* **What to produce**
Locate every line below that contains the word "адрес" and copy it.

* **Excerpted data**
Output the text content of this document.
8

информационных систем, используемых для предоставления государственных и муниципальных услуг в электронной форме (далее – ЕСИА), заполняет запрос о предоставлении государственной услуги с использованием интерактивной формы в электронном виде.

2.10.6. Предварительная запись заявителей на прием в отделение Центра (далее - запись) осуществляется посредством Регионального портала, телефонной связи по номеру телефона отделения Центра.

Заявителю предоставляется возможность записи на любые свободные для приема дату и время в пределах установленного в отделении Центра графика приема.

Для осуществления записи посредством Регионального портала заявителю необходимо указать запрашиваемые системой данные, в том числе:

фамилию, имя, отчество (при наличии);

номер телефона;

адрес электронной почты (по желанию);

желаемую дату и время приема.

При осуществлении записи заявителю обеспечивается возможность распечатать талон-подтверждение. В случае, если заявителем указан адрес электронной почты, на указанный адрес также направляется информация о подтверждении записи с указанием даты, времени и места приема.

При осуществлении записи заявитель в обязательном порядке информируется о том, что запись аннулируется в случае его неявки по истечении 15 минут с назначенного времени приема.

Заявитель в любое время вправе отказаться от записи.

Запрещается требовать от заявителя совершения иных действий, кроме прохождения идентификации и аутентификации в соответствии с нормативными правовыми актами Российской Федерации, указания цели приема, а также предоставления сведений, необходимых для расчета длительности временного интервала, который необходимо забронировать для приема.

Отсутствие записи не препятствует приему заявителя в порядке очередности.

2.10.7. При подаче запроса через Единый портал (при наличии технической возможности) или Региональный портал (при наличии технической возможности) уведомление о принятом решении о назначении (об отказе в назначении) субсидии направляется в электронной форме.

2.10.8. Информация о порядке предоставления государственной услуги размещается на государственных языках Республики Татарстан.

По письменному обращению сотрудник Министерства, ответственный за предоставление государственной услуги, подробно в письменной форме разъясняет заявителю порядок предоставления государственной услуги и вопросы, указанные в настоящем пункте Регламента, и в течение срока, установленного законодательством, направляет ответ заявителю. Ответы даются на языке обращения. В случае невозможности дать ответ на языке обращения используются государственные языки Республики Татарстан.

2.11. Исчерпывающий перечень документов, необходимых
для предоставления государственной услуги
--
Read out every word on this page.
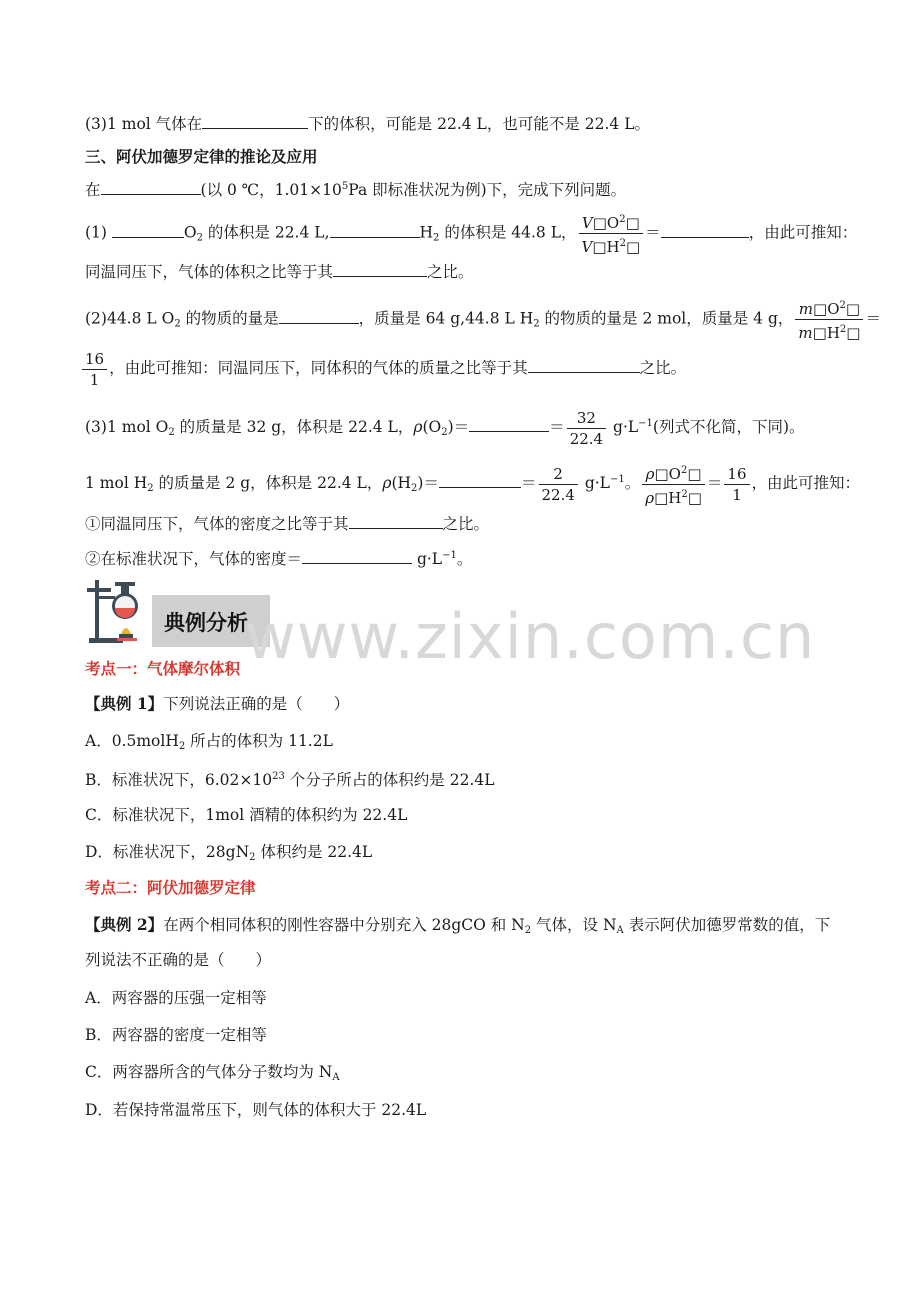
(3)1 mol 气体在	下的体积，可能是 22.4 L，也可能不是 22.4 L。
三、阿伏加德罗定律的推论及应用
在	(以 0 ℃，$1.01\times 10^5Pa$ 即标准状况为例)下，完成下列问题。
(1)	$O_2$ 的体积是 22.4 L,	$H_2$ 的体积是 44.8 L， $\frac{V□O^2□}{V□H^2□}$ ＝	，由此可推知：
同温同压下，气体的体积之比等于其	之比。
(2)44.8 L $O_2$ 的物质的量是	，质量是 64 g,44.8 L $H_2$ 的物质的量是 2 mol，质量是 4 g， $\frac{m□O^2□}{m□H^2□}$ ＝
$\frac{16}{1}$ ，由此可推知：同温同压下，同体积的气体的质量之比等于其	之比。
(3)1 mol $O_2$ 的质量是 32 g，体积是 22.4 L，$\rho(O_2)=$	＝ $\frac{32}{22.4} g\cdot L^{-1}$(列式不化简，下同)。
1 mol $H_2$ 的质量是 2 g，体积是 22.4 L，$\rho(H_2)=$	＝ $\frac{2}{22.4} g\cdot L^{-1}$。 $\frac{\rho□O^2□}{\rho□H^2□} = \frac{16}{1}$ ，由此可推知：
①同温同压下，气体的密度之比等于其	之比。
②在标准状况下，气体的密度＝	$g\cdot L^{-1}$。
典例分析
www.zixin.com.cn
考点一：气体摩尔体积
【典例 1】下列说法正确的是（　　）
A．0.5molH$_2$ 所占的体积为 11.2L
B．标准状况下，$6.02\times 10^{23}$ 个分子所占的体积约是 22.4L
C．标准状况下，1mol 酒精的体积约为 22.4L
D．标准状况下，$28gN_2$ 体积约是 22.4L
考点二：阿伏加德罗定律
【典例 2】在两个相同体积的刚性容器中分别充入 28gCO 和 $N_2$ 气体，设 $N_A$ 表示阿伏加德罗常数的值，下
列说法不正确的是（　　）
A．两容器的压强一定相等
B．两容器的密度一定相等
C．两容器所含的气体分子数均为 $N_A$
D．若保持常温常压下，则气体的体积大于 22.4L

* **Solution for this exercise**
адрес электронной почты (по желанию);
При осуществлении записи заявителю обеспечивается возможность распечатать талон-подтверждение. В случае, если заявителем указан адрес электронной почты, на указанный адрес также направляется информация о подтверждении записи с указанием даты, времени и места приема.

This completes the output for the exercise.